> **The records**:

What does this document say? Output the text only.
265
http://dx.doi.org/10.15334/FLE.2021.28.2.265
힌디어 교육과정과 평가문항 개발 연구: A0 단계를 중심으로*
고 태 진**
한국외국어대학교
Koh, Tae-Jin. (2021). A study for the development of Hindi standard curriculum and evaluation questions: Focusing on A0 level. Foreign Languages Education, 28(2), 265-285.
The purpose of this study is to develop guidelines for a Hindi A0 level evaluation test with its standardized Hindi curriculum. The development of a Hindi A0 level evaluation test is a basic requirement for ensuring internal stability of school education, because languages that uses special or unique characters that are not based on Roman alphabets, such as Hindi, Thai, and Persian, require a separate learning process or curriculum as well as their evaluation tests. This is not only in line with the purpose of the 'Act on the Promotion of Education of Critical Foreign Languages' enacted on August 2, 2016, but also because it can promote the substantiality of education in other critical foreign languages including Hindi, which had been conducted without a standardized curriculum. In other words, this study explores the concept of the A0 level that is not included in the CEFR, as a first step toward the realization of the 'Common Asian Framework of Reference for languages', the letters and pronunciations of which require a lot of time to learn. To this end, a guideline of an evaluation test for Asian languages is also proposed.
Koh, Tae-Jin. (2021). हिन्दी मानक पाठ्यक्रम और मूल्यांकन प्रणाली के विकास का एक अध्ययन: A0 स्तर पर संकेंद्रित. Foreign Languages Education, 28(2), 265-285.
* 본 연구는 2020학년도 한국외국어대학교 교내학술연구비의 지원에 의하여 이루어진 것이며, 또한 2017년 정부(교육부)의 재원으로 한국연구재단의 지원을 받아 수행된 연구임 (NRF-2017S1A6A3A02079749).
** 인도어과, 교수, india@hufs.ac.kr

> **What is needed**: Consider the entries above and return each line with the string "한국외국어대학교".

> **Exercise result**:
한국외국어대학교
* 본 연구는 2020학년도 한국외국어대학교 교내학술연구비의 지원에 의하여 이루어진 것이며, 또한 2017년 정부(교육부)의 재원으로 한국연구재단의 지원을 받아 수행된 연구임 (NRF-2017S1A6A3A02079749).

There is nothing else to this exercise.